Task: Restate the records in their entirety, word for word.

Records provided:
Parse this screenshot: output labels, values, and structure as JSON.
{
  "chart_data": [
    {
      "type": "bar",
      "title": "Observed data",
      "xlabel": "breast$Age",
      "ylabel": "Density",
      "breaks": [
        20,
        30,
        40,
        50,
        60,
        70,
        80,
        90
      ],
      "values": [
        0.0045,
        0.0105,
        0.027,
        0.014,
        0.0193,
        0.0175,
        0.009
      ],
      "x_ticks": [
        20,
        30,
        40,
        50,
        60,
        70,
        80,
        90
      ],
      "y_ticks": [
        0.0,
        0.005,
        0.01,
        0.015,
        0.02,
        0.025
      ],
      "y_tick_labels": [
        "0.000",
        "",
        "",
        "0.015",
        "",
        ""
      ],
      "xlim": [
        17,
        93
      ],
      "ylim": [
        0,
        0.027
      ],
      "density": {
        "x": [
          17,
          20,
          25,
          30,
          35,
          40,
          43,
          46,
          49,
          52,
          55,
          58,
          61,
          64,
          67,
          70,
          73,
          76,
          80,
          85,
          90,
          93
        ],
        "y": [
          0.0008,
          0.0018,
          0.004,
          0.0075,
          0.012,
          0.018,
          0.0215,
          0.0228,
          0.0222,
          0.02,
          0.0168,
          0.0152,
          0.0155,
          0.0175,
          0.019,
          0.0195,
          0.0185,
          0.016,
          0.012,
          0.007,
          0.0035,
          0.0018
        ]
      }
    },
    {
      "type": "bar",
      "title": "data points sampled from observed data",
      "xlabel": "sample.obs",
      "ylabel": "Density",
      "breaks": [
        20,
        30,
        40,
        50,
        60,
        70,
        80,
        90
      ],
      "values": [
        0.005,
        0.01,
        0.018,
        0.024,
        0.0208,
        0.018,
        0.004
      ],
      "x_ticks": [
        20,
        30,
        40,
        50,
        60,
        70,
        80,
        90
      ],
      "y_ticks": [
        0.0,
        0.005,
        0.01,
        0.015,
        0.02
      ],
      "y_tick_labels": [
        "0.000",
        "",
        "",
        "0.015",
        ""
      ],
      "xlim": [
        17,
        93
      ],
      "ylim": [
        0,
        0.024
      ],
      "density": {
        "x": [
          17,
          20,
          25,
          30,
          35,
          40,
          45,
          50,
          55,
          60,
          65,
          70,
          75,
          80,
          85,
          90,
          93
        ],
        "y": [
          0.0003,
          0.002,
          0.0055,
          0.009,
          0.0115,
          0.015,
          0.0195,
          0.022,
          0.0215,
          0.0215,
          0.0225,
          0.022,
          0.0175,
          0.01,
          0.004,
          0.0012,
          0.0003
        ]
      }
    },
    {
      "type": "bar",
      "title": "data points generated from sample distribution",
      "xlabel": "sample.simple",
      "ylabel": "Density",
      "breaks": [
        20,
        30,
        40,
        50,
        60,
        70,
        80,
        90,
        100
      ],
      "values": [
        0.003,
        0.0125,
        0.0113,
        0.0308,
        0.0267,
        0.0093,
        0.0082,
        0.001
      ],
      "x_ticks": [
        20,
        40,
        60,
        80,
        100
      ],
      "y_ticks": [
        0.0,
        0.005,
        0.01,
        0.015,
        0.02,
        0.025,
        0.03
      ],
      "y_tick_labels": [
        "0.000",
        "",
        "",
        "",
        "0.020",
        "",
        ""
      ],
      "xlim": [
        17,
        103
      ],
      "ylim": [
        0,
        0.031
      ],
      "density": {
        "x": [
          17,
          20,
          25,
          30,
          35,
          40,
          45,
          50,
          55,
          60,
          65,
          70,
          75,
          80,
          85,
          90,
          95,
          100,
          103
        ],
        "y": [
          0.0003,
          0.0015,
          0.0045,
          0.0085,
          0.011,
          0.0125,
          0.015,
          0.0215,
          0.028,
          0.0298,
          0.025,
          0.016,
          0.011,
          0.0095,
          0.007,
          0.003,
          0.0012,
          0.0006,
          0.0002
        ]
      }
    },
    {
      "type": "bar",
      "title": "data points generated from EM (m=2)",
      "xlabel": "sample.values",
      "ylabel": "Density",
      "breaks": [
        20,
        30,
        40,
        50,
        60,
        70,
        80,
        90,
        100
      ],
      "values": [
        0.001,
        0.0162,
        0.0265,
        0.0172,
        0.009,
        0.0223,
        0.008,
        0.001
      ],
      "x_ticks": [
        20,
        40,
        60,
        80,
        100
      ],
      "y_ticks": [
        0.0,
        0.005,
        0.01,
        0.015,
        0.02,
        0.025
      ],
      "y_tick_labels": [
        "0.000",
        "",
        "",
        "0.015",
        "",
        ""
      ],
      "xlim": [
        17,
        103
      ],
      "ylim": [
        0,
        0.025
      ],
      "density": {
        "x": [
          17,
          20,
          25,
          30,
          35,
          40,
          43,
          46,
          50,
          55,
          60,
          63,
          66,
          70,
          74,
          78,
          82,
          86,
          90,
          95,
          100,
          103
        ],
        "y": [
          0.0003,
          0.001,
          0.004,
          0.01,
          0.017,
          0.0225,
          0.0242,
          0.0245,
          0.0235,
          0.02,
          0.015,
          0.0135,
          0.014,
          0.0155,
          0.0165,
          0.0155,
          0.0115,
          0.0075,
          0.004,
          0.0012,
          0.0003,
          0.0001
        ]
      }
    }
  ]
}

Exercise answer:
Parse this screenshot: output labels, values, and structure as JSON.
{
  "chart_data": [
    {
      "type": "bar",
      "title": "Observed data",
      "xlabel": "breast$Age",
      "ylabel": "Density",
      "breaks": [
        20,
        30,
        40,
        50,
        60,
        70,
        80,
        90
      ],
      "values": [
        0.0045,
        0.0105,
        0.027,
        0.014,
        0.0193,
        0.0175,
        0.009
      ],
      "x_ticks": [
        20,
        30,
        40,
        50,
        60,
        70,
        80,
        90
      ],
      "y_ticks": [
        0.0,
        0.005,
        0.01,
        0.015,
        0.02,
        0.025
      ],
      "y_tick_labels": [
        "0.000",
        "",
        "",
        "0.015",
        "",
        ""
      ],
      "xlim": [
        17,
        93
      ],
      "ylim": [
        0,
        0.027
      ],
      "density": {
        "x": [
          17,
          20,
          25,
          30,
          35,
          40,
          43,
          46,
          49,
          52,
          55,
          58,
          61,
          64,
          67,
          70,
          73,
          76,
          80,
          85,
          90,
          93
        ],
        "y": [
          0.0008,
          0.0018,
          0.004,
          0.0075,
          0.012,
          0.018,
          0.0215,
          0.0228,
          0.0222,
          0.02,
          0.0168,
          0.0152,
          0.0155,
          0.0175,
          0.019,
          0.0195,
          0.0185,
          0.016,
          0.012,
          0.007,
          0.0035,
          0.0018
        ]
      }
    },
    {
      "type": "bar",
      "title": "data points sampled from observed data",
      "xlabel": "sample.obs",
      "ylabel": "Density",
      "breaks": [
        20,
        30,
        40,
        50,
        60,
        70,
        80,
        90
      ],
      "values": [
        0.005,
        0.01,
        0.018,
        0.024,
        0.0208,
        0.018,
        0.004
      ],
      "x_ticks": [
        20,
        30,
        40,
        50,
        60,
        70,
        80,
        90
      ],
      "y_ticks": [
        0.0,
        0.005,
        0.01,
        0.015,
        0.02
      ],
      "y_tick_labels": [
        "0.000",
        "",
        "",
        "0.015",
        ""
      ],
      "xlim": [
        17,
        93
      ],
      "ylim": [
        0,
        0.024
      ],
      "density": {
        "x": [
          17,
          20,
          25,
          30,
          35,
          40,
          45,
          50,
          55,
          60,
          65,
          70,
          75,
          80,
          85,
          90,
          93
        ],
        "y": [
          0.0003,
          0.002,
          0.0055,
          0.009,
          0.0115,
          0.015,
          0.0195,
          0.022,
          0.0215,
          0.0215,
          0.0225,
          0.022,
          0.0175,
          0.01,
          0.004,
          0.0012,
          0.0003
        ]
      }
    },
    {
      "type": "bar",
      "title": "data points generated from sample distribution",
      "xlabel": "sample.simple",
      "ylabel": "Density",
      "breaks": [
        20,
        30,
        40,
        50,
        60,
        70,
        80,
        90,
        100
      ],
      "values": [
        0.003,
        0.0125,
        0.0113,
        0.0308,
        0.0267,
        0.0093,
        0.0082,
        0.001
      ],
      "x_ticks": [
        20,
        40,
        60,
        80,
        100
      ],
      "y_ticks": [
        0.0,
        0.005,
        0.01,
        0.015,
        0.02,
        0.025,
        0.03
      ],
      "y_tick_labels": [
        "0.000",
        "",
        "",
        "",
        "0.020",
        "",
        ""
      ],
      "xlim": [
        17,
        103
      ],
      "ylim": [
        0,
        0.031
      ],
      "density": {
        "x": [
          17,
          20,
          25,
          30,
          35,
          40,
          45,
          50,
          55,
          60,
          65,
          70,
          75,
          80,
          85,
          90,
          95,
          100,
          103
        ],
        "y": [
          0.0003,
          0.0015,
          0.0045,
          0.0085,
          0.011,
          0.0125,
          0.015,
          0.0215,
          0.028,
          0.0298,
          0.025,
          0.016,
          0.011,
          0.0095,
          0.007,
          0.003,
          0.0012,
          0.0006,
          0.0002
        ]
      }
    },
    {
      "type": "bar",
      "title": "data points generated from EM (m=2)",
      "xlabel": "sample.values",
      "ylabel": "Density",
      "breaks": [
        20,
        30,
        40,
        50,
        60,
        70,
        80,
        90,
        100
      ],
      "values": [
        0.001,
        0.0162,
        0.0265,
        0.0172,
        0.009,
        0.0223,
        0.008,
        0.001
      ],
      "x_ticks": [
        20,
        40,
        60,
        80,
        100
      ],
      "y_ticks": [
        0.0,
        0.005,
        0.01,
        0.015,
        0.02,
        0.025
      ],
      "y_tick_labels": [
        "0.000",
        "",
        "",
        "0.015",
        "",
        ""
      ],
      "xlim": [
        17,
        103
      ],
      "ylim": [
        0,
        0.025
      ],
      "density": {
        "x": [
          17,
          20,
          25,
          30,
          35,
          40,
          43,
          46,
          50,
          55,
          60,
          63,
          66,
          70,
          74,
          78,
          82,
          86,
          90,
          95,
          100,
          103
        ],
        "y": [
          0.0003,
          0.001,
          0.004,
          0.01,
          0.017,
          0.0225,
          0.0242,
          0.0245,
          0.0235,
          0.02,
          0.015,
          0.0135,
          0.014,
          0.0155,
          0.0165,
          0.0155,
          0.0115,
          0.0075,
          0.004,
          0.0012,
          0.0003,
          0.0001
        ]
      }
    }
  ]
}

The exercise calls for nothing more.